─── ИМЕЮЩИЙСЯ МАТЕРИАЛ
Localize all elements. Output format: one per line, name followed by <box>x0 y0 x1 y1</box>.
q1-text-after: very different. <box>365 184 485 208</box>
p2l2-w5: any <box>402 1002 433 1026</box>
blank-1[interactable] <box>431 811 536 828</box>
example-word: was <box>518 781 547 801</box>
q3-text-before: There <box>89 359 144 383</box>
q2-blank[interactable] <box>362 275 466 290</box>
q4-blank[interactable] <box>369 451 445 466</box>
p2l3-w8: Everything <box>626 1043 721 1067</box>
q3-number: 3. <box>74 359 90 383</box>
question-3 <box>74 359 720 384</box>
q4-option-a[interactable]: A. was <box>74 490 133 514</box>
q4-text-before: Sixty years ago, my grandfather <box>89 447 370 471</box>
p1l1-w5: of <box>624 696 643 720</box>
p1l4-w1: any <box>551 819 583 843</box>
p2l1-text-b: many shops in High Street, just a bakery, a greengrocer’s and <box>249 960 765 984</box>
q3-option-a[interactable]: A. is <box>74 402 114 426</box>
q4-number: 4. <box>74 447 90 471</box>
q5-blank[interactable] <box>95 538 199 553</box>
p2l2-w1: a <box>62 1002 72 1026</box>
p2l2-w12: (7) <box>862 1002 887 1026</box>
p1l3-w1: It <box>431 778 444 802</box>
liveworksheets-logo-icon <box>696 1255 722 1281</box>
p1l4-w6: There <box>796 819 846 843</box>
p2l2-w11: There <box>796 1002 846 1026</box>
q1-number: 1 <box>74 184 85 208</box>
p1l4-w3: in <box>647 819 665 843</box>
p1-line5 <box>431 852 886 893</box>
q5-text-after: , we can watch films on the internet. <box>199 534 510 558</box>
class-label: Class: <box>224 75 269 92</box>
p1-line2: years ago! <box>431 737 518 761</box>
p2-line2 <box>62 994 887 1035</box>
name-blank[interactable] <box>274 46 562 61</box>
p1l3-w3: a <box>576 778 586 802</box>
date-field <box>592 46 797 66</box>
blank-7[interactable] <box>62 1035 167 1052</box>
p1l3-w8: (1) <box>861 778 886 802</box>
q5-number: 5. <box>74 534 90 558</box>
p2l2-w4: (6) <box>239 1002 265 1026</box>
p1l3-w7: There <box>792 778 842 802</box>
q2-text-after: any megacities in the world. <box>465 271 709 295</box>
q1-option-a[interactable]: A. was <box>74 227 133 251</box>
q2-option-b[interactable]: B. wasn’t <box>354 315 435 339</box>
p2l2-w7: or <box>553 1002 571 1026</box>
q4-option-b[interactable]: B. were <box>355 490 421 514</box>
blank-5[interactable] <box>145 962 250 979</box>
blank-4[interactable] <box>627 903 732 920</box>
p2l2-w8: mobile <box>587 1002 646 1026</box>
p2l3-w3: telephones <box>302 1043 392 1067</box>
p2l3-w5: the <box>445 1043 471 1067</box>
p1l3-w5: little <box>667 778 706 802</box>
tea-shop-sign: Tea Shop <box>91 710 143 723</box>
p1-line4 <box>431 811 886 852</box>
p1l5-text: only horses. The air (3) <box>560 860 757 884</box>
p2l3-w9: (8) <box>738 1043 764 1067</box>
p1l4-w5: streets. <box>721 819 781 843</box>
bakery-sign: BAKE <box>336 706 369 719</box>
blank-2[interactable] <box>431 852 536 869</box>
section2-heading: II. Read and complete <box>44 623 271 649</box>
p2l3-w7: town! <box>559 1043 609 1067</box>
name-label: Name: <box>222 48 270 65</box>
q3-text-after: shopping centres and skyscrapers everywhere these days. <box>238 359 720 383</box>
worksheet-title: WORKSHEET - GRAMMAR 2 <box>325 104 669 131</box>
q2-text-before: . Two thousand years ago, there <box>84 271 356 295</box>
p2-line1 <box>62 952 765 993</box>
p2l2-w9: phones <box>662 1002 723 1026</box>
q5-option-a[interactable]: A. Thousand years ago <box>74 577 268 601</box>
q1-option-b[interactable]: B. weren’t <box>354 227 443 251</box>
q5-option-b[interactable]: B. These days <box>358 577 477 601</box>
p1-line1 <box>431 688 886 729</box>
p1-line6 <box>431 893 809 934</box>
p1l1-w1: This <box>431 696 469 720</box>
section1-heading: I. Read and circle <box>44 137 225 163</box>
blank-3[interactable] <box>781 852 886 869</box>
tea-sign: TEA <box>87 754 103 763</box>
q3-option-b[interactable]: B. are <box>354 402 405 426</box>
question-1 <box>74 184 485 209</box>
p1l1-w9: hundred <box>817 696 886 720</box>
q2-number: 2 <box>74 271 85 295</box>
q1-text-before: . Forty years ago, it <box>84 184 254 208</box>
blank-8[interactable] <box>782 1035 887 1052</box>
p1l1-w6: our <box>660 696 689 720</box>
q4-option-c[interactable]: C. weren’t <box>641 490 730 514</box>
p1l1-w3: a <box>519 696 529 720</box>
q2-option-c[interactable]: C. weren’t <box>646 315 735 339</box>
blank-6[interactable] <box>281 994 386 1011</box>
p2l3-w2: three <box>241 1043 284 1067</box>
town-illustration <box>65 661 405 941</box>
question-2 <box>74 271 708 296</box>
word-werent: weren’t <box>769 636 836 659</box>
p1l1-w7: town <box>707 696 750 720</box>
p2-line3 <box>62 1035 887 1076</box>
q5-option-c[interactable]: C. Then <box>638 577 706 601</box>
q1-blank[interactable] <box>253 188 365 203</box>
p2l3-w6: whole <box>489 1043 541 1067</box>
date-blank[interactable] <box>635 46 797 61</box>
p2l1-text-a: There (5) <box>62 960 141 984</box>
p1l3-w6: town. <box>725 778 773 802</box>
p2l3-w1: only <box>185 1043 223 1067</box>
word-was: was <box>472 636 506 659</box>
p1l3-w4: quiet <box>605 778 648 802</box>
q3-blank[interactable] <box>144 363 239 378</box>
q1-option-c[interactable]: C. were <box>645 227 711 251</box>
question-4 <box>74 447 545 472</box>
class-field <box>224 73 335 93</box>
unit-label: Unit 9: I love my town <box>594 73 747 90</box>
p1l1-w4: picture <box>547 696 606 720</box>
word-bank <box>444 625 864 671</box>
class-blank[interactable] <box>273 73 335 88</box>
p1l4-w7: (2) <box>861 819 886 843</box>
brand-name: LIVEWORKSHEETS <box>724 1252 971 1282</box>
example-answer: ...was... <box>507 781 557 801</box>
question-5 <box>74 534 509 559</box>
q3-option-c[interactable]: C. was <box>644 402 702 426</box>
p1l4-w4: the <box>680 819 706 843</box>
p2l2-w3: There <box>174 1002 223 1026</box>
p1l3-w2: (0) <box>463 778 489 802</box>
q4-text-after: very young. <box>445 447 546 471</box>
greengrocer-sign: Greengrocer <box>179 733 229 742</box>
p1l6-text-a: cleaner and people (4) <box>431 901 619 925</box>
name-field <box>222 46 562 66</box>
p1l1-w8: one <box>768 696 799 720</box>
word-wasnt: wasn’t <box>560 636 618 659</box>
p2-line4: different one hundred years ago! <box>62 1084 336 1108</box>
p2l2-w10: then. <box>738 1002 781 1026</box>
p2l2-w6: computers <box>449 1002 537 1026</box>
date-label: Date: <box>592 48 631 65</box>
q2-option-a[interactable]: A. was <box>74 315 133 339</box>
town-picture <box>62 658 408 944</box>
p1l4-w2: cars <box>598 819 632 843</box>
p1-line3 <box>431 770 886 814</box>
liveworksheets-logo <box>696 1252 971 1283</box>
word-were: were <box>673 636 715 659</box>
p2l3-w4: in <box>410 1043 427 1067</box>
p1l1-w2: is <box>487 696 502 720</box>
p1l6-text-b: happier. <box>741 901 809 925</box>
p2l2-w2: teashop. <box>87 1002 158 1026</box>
──────
▸ ЗАДАНИЕ:
Перепишите дословно все строки приведенного выше материала, от первой до последней, не внося никаких изменений.

▸ РЕШЕНИЕ ПРИВЕДЕНО НИЖЕ:
Localize all elements. Output format: one per line, name followed by <box>x0 y0 x1 y1</box>.
q1-text-after: very different. <box>365 184 485 208</box>
p2l2-w5: any <box>402 1002 433 1026</box>
blank-1[interactable] <box>431 811 536 828</box>
example-word: was <box>518 781 547 801</box>
q3-text-before: There <box>89 359 144 383</box>
q2-blank[interactable] <box>362 275 466 290</box>
q4-blank[interactable] <box>369 451 445 466</box>
p2l3-w8: Everything <box>626 1043 721 1067</box>
q3-number: 3. <box>74 359 90 383</box>
question-3 <box>74 359 720 384</box>
q4-option-a[interactable]: A. was <box>74 490 133 514</box>
q4-text-before: Sixty years ago, my grandfather <box>89 447 370 471</box>
p1l1-w5: of <box>624 696 643 720</box>
p1l4-w1: any <box>551 819 583 843</box>
p2l1-text-b: many shops in High Street, just a bakery, a greengrocer’s and <box>249 960 765 984</box>
q3-option-a[interactable]: A. is <box>74 402 114 426</box>
q4-number: 4. <box>74 447 90 471</box>
q5-blank[interactable] <box>95 538 199 553</box>
p2l2-w1: a <box>62 1002 72 1026</box>
p2l2-w12: (7) <box>862 1002 887 1026</box>
p1l3-w1: It <box>431 778 444 802</box>
liveworksheets-logo-icon <box>696 1255 722 1281</box>
p1l4-w6: There <box>796 819 846 843</box>
p2l2-w11: There <box>796 1002 846 1026</box>
q1-number: 1 <box>74 184 85 208</box>
p1l4-w3: in <box>647 819 665 843</box>
p1-line5 <box>431 852 886 893</box>
q5-text-after: , we can watch films on the internet. <box>199 534 510 558</box>
class-label: Class: <box>224 75 269 92</box>
p1-line2: years ago! <box>431 737 518 761</box>
p2-line2 <box>62 994 887 1035</box>
name-blank[interactable] <box>274 46 562 61</box>
p1l3-w3: a <box>576 778 586 802</box>
date-field <box>592 46 797 66</box>
blank-7[interactable] <box>62 1035 167 1052</box>
p1l3-w8: (1) <box>861 778 886 802</box>
q5-number: 5. <box>74 534 90 558</box>
p2l2-w4: (6) <box>239 1002 265 1026</box>
p1l3-w7: There <box>792 778 842 802</box>
q2-text-after: any megacities in the world. <box>465 271 709 295</box>
q1-option-a[interactable]: A. was <box>74 227 133 251</box>
q2-option-b[interactable]: B. wasn’t <box>354 315 435 339</box>
p2l2-w7: or <box>553 1002 571 1026</box>
q4-option-b[interactable]: B. were <box>355 490 421 514</box>
blank-5[interactable] <box>145 962 250 979</box>
blank-4[interactable] <box>627 903 732 920</box>
p2l2-w8: mobile <box>587 1002 646 1026</box>
p2l3-w3: telephones <box>302 1043 392 1067</box>
p2l3-w5: the <box>445 1043 471 1067</box>
p1l3-w5: little <box>667 778 706 802</box>
tea-shop-sign: Tea Shop <box>91 710 143 723</box>
p1-line4 <box>431 811 886 852</box>
p1l5-text: only horses. The air (3) <box>560 860 757 884</box>
p2l3-w9: (8) <box>738 1043 764 1067</box>
p1l4-w5: streets. <box>721 819 781 843</box>
bakery-sign: BAKE <box>336 706 369 719</box>
blank-2[interactable] <box>431 852 536 869</box>
section2-heading: II. Read and complete <box>44 623 271 649</box>
p2l3-w7: town! <box>559 1043 609 1067</box>
name-label: Name: <box>222 48 270 65</box>
q3-text-after: shopping centres and skyscrapers everywhere these days. <box>238 359 720 383</box>
worksheet-title: WORKSHEET - GRAMMAR 2 <box>325 104 669 131</box>
q2-text-before: . Two thousand years ago, there <box>84 271 356 295</box>
p2-line1 <box>62 952 765 993</box>
p2l2-w9: phones <box>662 1002 723 1026</box>
q5-option-a[interactable]: A. Thousand years ago <box>74 577 268 601</box>
q1-option-b[interactable]: B. weren’t <box>354 227 443 251</box>
q5-option-b[interactable]: B. These days <box>358 577 477 601</box>
p1-line1 <box>431 688 886 729</box>
p1-line6 <box>431 893 809 934</box>
p1l1-w1: This <box>431 696 469 720</box>
section1-heading: I. Read and circle <box>44 137 225 163</box>
blank-3[interactable] <box>781 852 886 869</box>
tea-sign: TEA <box>87 754 103 763</box>
q3-option-b[interactable]: B. are <box>354 402 405 426</box>
question-1 <box>74 184 485 209</box>
p1l1-w9: hundred <box>817 696 886 720</box>
q2-number: 2 <box>74 271 85 295</box>
q1-text-before: . Forty years ago, it <box>84 184 254 208</box>
blank-8[interactable] <box>782 1035 887 1052</box>
p1l1-w6: our <box>660 696 689 720</box>
q4-option-c[interactable]: C. weren’t <box>641 490 730 514</box>
p1l1-w3: a <box>519 696 529 720</box>
q2-option-c[interactable]: C. weren’t <box>646 315 735 339</box>
blank-6[interactable] <box>281 994 386 1011</box>
p2l3-w2: three <box>241 1043 284 1067</box>
town-illustration <box>65 661 405 941</box>
question-2 <box>74 271 708 296</box>
word-werent: weren’t <box>769 636 836 659</box>
p1l1-w7: town <box>707 696 750 720</box>
p2-line3 <box>62 1035 887 1076</box>
q5-option-c[interactable]: C. Then <box>638 577 706 601</box>
q1-blank[interactable] <box>253 188 365 203</box>
p2l3-w6: whole <box>489 1043 541 1067</box>
date-blank[interactable] <box>635 46 797 61</box>
p2l1-text-a: There (5) <box>62 960 141 984</box>
p1l3-w6: town. <box>725 778 773 802</box>
p2l3-w1: only <box>185 1043 223 1067</box>
word-was: was <box>472 636 506 659</box>
p1l3-w4: quiet <box>605 778 648 802</box>
q3-blank[interactable] <box>144 363 239 378</box>
q1-option-c[interactable]: C. were <box>645 227 711 251</box>
question-4 <box>74 447 545 472</box>
class-field <box>224 73 335 93</box>
unit-label: Unit 9: I love my town <box>594 73 747 90</box>
p1l1-w4: picture <box>547 696 606 720</box>
word-bank <box>444 625 864 671</box>
class-blank[interactable] <box>273 73 335 88</box>
p1l4-w7: (2) <box>861 819 886 843</box>
brand-name: LIVEWORKSHEETS <box>724 1252 971 1282</box>
example-answer: ...was... <box>507 781 557 801</box>
question-5 <box>74 534 509 559</box>
q3-option-c[interactable]: C. was <box>644 402 702 426</box>
p1l4-w4: the <box>680 819 706 843</box>
p2l2-w3: There <box>174 1002 223 1026</box>
p1l3-w2: (0) <box>463 778 489 802</box>
q4-text-after: very young. <box>445 447 546 471</box>
greengrocer-sign: Greengrocer <box>179 733 229 742</box>
p1l6-text-a: cleaner and people (4) <box>431 901 619 925</box>
name-field <box>222 46 562 66</box>
p1l1-w8: one <box>768 696 799 720</box>
word-wasnt: wasn’t <box>560 636 618 659</box>
p2-line4: different one hundred years ago! <box>62 1084 336 1108</box>
p2l2-w10: then. <box>738 1002 781 1026</box>
p2l2-w6: computers <box>449 1002 537 1026</box>
date-label: Date: <box>592 48 631 65</box>
q2-option-a[interactable]: A. was <box>74 315 133 339</box>
town-picture <box>62 658 408 944</box>
p1l4-w2: cars <box>598 819 632 843</box>
p1-line3 <box>431 770 886 814</box>
liveworksheets-logo <box>696 1252 971 1283</box>
word-were: were <box>673 636 715 659</box>
p2l3-w4: in <box>410 1043 427 1067</box>
p1l1-w2: is <box>487 696 502 720</box>
p1l6-text-b: happier. <box>741 901 809 925</box>
p2l2-w2: teashop. <box>87 1002 158 1026</box>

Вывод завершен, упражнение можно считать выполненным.